Quote every line below exactly as it reads.

* **Data supplied**:

- - -

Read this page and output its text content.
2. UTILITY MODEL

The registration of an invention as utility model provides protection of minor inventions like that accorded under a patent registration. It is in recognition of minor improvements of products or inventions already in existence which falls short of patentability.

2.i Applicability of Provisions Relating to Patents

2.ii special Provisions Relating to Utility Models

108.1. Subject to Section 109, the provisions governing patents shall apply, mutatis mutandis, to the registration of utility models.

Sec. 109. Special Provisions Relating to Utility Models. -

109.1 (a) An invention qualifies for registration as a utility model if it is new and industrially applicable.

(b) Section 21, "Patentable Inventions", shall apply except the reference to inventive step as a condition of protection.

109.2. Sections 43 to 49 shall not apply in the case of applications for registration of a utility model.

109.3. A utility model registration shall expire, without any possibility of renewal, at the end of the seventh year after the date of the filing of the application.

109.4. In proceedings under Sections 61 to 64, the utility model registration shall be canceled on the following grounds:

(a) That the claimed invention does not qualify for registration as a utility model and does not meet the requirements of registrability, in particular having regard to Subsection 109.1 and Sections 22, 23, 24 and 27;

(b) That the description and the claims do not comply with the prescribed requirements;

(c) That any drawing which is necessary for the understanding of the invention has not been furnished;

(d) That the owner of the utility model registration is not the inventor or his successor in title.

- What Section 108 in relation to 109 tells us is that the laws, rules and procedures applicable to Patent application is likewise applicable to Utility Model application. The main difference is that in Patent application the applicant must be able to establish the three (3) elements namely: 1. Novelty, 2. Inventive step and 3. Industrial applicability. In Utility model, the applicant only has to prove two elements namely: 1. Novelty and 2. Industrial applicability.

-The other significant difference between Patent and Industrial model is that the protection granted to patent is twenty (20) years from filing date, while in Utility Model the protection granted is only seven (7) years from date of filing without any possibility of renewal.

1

- - -

* **Answer**:
Read this page and output its text content.
2. UTILITY MODEL

The registration of an invention as utility model provides protection of minor inventions like that accorded under a patent registration. It is in recognition of minor improvements of products or inventions already in existence which falls short of patentability.

2.i Applicability of Provisions Relating to Patents

2.ii special Provisions Relating to Utility Models

108.1. Subject to Section 109, the provisions governing patents shall apply, mutatis mutandis, to the registration of utility models.

Sec. 109. Special Provisions Relating to Utility Models. -

109.1 (a) An invention qualifies for registration as a utility model if it is new and industrially applicable.

(b) Section 21, "Patentable Inventions", shall apply except the reference to inventive step as a condition of protection.

109.2. Sections 43 to 49 shall not apply in the case of applications for registration of a utility model.

109.3. A utility model registration shall expire, without any possibility of renewal, at the end of the seventh year after the date of the filing of the application.

109.4. In proceedings under Sections 61 to 64, the utility model registration shall be canceled on the following grounds:

(a) That the claimed invention does not qualify for registration as a utility model and does not meet the requirements of registrability, in particular having regard to Subsection 109.1 and Sections 22, 23, 24 and 27;

(b) That the description and the claims do not comply with the prescribed requirements;

(c) That any drawing which is necessary for the understanding of the invention has not been furnished;

(d) That the owner of the utility model registration is not the inventor or his successor in title.

- What Section 108 in relation to 109 tells us is that the laws, rules and procedures applicable to Patent application is likewise applicable to Utility Model application. The main difference is that in Patent application the applicant must be able to establish the three (3) elements namely: 1. Novelty, 2. Inventive step and 3. Industrial applicability. In Utility model, the applicant only has to prove two elements namely: 1. Novelty and 2. Industrial applicability.

-The other significant difference between Patent and Industrial model is that the protection granted to patent is twenty (20) years from filing date, while in Utility Model the protection granted is only seven (7) years from date of filing without any possibility of renewal.

1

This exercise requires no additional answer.